(Collected data entries)

= = =

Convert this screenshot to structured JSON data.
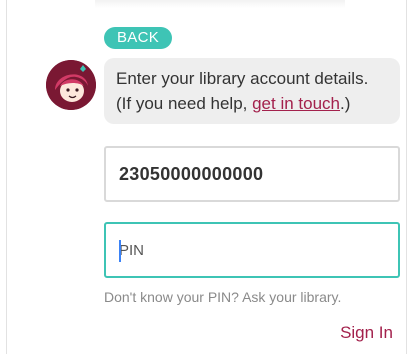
{
  "back_button": {
    "label": "BACK"
  },
  "message": {
    "text_before": "Enter your library account details. (If you need help, ",
    "link_text": "get in touch",
    "text_after": ".)"
  },
  "card_field": {
    "value": "23050000000000"
  },
  "pin_field": {
    "placeholder": "PIN",
    "value": ""
  },
  "help_text": "Don't know your PIN? Ask your library.",
  "sign_in_button": {
    "label": "Sign In"
  },
  "colors": {
    "accent": "#3ec4b5",
    "brand": "#a3214c",
    "avatar_bg": "#7a1833"
  },
  "icons": {
    "avatar": "libby-avatar-icon"
  }
}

= = =

* _To do_:
Each record above is to be restated exactly, with its pictures removed from the copy.

* _Written answer_:
Convert this screenshot to structured JSON data.
{
  "back_button": {
    "label": "BACK"
  },
  "message": {
    "text_before": "Enter your library account details. (If you need help, ",
    "link_text": "get in touch",
    "text_after": ".)"
  },
  "card_field": {
    "value": "23050000000000"
  },
  "pin_field": {
    "placeholder": "PIN",
    "value": ""
  },
  "help_text": "Don't know your PIN? Ask your library.",
  "sign_in_button": {
    "label": "Sign In"
  },
  "colors": {
    "accent": "#3ec4b5",
    "brand": "#a3214c",
    "avatar_bg": "#7a1833"
  },
  "icons": {
    "avatar": "libby-avatar-icon"
  }
}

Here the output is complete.